Exercise: Transcribe all of the material below word for word and leave out its pictures.

Records to process:
________________________________________
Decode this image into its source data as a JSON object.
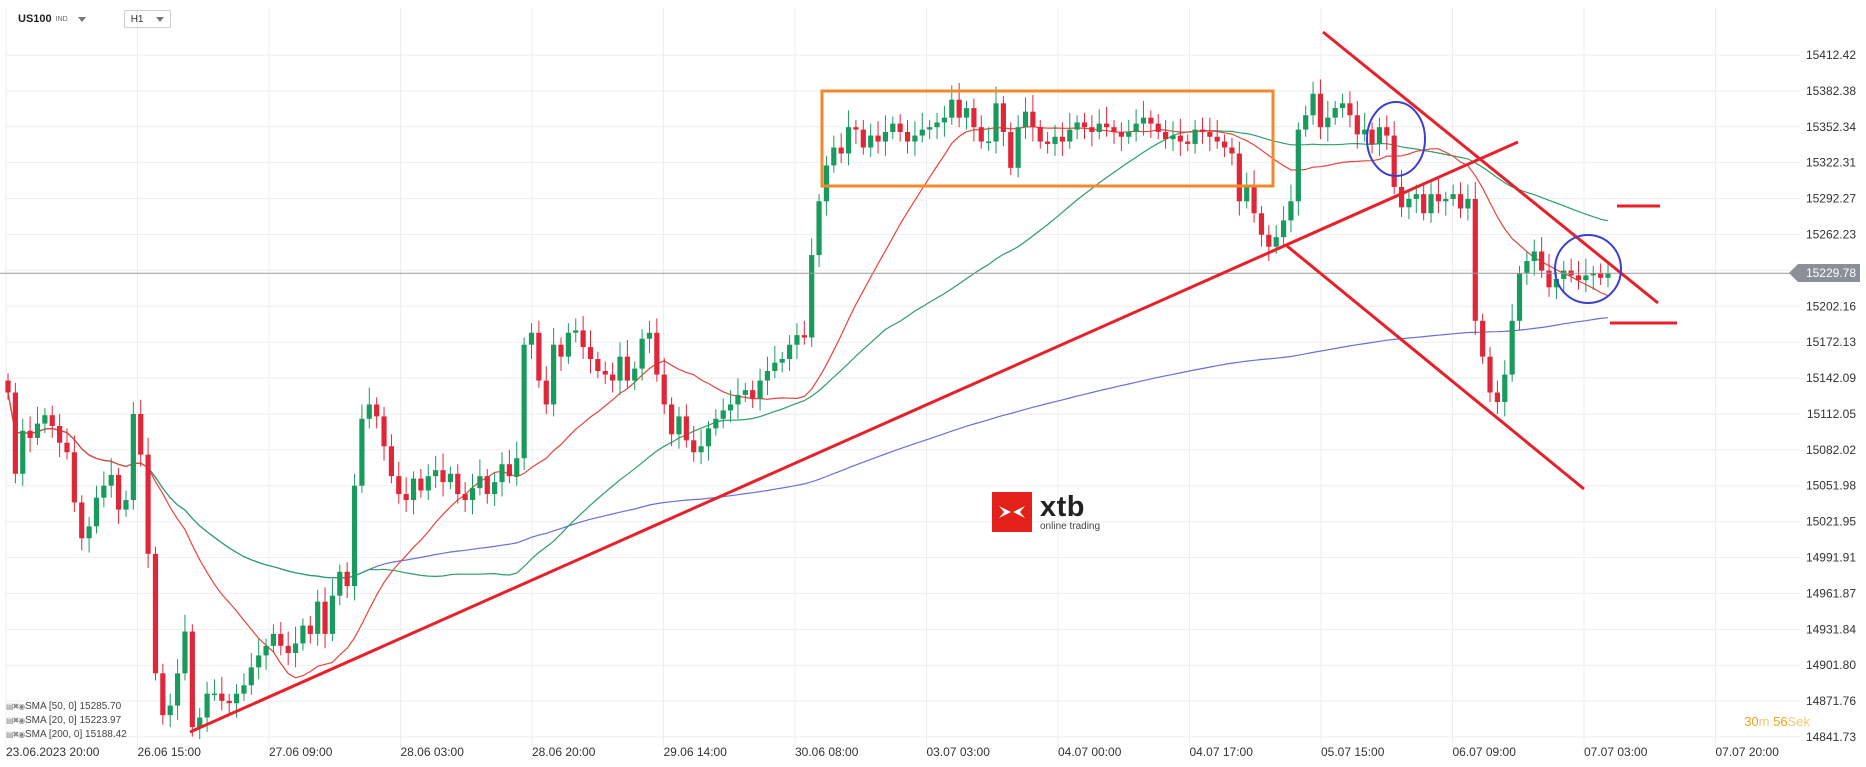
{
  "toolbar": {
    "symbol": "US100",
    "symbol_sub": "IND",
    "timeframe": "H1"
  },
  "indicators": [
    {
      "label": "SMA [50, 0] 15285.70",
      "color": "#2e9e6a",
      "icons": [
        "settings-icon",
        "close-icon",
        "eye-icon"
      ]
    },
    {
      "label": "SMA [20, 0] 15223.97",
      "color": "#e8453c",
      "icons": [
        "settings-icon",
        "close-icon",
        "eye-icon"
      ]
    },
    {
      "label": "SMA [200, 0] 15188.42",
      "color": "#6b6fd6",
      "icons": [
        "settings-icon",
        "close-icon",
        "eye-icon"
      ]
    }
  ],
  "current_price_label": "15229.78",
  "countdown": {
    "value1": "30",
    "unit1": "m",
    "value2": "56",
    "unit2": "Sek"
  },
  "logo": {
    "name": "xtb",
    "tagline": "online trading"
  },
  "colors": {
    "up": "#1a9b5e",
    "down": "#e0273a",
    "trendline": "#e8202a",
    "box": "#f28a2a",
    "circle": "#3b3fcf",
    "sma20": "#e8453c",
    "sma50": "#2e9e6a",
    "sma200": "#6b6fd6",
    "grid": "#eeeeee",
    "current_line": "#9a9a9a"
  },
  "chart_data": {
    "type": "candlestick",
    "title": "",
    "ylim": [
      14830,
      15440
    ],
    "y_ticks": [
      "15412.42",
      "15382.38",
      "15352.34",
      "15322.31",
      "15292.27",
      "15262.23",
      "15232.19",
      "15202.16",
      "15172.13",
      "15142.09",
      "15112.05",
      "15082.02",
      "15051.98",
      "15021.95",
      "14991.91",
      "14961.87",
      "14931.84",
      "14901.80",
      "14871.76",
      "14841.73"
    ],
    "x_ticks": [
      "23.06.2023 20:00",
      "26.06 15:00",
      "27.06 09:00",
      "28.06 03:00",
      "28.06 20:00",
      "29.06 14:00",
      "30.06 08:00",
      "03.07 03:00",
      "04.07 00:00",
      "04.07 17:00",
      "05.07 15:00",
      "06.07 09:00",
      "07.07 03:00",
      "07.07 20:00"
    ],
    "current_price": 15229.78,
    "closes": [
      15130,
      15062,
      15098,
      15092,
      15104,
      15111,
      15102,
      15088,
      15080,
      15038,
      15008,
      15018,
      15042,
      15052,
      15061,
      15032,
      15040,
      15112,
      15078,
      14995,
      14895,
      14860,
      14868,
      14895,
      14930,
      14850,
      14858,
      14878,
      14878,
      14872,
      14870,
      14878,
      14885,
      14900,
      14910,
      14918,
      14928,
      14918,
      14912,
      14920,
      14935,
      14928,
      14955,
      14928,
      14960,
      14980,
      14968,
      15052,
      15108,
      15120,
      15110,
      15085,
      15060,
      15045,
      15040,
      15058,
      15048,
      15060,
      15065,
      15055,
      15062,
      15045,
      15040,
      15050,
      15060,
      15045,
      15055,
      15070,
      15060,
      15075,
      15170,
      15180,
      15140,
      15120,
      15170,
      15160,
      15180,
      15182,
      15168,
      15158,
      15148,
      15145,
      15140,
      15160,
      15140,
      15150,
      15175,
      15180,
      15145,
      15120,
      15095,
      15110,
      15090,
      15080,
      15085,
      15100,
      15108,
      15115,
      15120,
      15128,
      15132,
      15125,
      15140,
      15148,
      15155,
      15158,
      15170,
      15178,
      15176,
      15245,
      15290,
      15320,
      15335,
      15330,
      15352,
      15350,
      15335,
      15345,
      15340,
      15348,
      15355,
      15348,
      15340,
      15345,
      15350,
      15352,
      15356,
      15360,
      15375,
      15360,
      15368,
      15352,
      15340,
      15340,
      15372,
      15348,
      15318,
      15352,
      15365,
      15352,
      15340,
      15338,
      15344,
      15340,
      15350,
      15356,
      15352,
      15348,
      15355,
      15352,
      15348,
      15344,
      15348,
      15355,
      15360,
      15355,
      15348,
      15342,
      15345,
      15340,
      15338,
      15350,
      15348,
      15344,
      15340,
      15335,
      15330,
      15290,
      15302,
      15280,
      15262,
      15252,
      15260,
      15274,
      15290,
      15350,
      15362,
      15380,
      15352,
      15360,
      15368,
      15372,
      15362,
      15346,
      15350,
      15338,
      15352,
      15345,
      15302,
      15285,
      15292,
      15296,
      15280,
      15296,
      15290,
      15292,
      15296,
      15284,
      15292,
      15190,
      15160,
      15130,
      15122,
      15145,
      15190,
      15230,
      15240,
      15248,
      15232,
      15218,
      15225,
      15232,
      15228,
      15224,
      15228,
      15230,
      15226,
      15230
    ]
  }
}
________________________________________
Exercise result:
Decode this image into its source data as a JSON object.
{
  "toolbar": {
    "symbol": "US100",
    "symbol_sub": "IND",
    "timeframe": "H1"
  },
  "indicators": [
    {
      "label": "SMA [50, 0] 15285.70",
      "color": "#2e9e6a",
      "icons": [
        "settings-icon",
        "close-icon",
        "eye-icon"
      ]
    },
    {
      "label": "SMA [20, 0] 15223.97",
      "color": "#e8453c",
      "icons": [
        "settings-icon",
        "close-icon",
        "eye-icon"
      ]
    },
    {
      "label": "SMA [200, 0] 15188.42",
      "color": "#6b6fd6",
      "icons": [
        "settings-icon",
        "close-icon",
        "eye-icon"
      ]
    }
  ],
  "current_price_label": "15229.78",
  "countdown": {
    "value1": "30",
    "unit1": "m",
    "value2": "56",
    "unit2": "Sek"
  },
  "logo": {
    "name": "xtb",
    "tagline": "online trading"
  },
  "colors": {
    "up": "#1a9b5e",
    "down": "#e0273a",
    "trendline": "#e8202a",
    "box": "#f28a2a",
    "circle": "#3b3fcf",
    "sma20": "#e8453c",
    "sma50": "#2e9e6a",
    "sma200": "#6b6fd6",
    "grid": "#eeeeee",
    "current_line": "#9a9a9a"
  },
  "chart_data": {
    "type": "candlestick",
    "title": "",
    "ylim": [
      14830,
      15440
    ],
    "y_ticks": [
      "15412.42",
      "15382.38",
      "15352.34",
      "15322.31",
      "15292.27",
      "15262.23",
      "15232.19",
      "15202.16",
      "15172.13",
      "15142.09",
      "15112.05",
      "15082.02",
      "15051.98",
      "15021.95",
      "14991.91",
      "14961.87",
      "14931.84",
      "14901.80",
      "14871.76",
      "14841.73"
    ],
    "x_ticks": [
      "23.06.2023 20:00",
      "26.06 15:00",
      "27.06 09:00",
      "28.06 03:00",
      "28.06 20:00",
      "29.06 14:00",
      "30.06 08:00",
      "03.07 03:00",
      "04.07 00:00",
      "04.07 17:00",
      "05.07 15:00",
      "06.07 09:00",
      "07.07 03:00",
      "07.07 20:00"
    ],
    "current_price": 15229.78,
    "closes": [
      15130,
      15062,
      15098,
      15092,
      15104,
      15111,
      15102,
      15088,
      15080,
      15038,
      15008,
      15018,
      15042,
      15052,
      15061,
      15032,
      15040,
      15112,
      15078,
      14995,
      14895,
      14860,
      14868,
      14895,
      14930,
      14850,
      14858,
      14878,
      14878,
      14872,
      14870,
      14878,
      14885,
      14900,
      14910,
      14918,
      14928,
      14918,
      14912,
      14920,
      14935,
      14928,
      14955,
      14928,
      14960,
      14980,
      14968,
      15052,
      15108,
      15120,
      15110,
      15085,
      15060,
      15045,
      15040,
      15058,
      15048,
      15060,
      15065,
      15055,
      15062,
      15045,
      15040,
      15050,
      15060,
      15045,
      15055,
      15070,
      15060,
      15075,
      15170,
      15180,
      15140,
      15120,
      15170,
      15160,
      15180,
      15182,
      15168,
      15158,
      15148,
      15145,
      15140,
      15160,
      15140,
      15150,
      15175,
      15180,
      15145,
      15120,
      15095,
      15110,
      15090,
      15080,
      15085,
      15100,
      15108,
      15115,
      15120,
      15128,
      15132,
      15125,
      15140,
      15148,
      15155,
      15158,
      15170,
      15178,
      15176,
      15245,
      15290,
      15320,
      15335,
      15330,
      15352,
      15350,
      15335,
      15345,
      15340,
      15348,
      15355,
      15348,
      15340,
      15345,
      15350,
      15352,
      15356,
      15360,
      15375,
      15360,
      15368,
      15352,
      15340,
      15340,
      15372,
      15348,
      15318,
      15352,
      15365,
      15352,
      15340,
      15338,
      15344,
      15340,
      15350,
      15356,
      15352,
      15348,
      15355,
      15352,
      15348,
      15344,
      15348,
      15355,
      15360,
      15355,
      15348,
      15342,
      15345,
      15340,
      15338,
      15350,
      15348,
      15344,
      15340,
      15335,
      15330,
      15290,
      15302,
      15280,
      15262,
      15252,
      15260,
      15274,
      15290,
      15350,
      15362,
      15380,
      15352,
      15360,
      15368,
      15372,
      15362,
      15346,
      15350,
      15338,
      15352,
      15345,
      15302,
      15285,
      15292,
      15296,
      15280,
      15296,
      15290,
      15292,
      15296,
      15284,
      15292,
      15190,
      15160,
      15130,
      15122,
      15145,
      15190,
      15230,
      15240,
      15248,
      15232,
      15218,
      15225,
      15232,
      15228,
      15224,
      15228,
      15230,
      15226,
      15230
    ]
  }
}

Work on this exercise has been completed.